## PROBLEM DETAILS
Look through the listing for the word "execução". Copy each line that has it.

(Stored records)

BEGIN

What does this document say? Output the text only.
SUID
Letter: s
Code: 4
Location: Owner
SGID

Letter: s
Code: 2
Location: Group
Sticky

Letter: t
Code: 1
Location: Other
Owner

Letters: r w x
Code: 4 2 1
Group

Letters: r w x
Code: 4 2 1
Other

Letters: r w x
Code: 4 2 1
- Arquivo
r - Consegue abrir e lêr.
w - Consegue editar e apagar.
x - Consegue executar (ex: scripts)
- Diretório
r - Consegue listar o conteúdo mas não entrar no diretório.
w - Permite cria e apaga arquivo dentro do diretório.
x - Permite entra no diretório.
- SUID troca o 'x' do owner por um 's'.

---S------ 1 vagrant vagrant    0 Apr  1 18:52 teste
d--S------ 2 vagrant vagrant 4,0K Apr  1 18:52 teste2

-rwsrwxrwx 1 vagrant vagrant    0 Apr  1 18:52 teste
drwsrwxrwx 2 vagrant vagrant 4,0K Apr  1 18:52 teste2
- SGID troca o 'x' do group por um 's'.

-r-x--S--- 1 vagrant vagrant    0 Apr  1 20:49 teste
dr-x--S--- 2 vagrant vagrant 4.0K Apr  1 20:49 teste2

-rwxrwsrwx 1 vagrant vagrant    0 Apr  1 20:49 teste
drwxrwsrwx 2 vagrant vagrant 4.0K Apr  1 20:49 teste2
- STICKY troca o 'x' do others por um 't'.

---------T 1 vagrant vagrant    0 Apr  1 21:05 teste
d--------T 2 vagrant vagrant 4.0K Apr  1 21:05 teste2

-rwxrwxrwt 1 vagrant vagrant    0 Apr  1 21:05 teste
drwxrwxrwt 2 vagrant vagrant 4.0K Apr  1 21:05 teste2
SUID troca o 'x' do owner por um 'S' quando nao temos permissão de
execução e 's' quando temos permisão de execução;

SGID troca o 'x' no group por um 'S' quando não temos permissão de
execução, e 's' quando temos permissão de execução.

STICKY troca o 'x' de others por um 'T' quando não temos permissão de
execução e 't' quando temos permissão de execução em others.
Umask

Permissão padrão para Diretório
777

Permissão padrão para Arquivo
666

END

## COMPLETE RESPONSE
execução e 's' quando temos permisão de execução;
execução, e 's' quando temos permissão de execução.
execução e 't' quando temos permissão de execução em others.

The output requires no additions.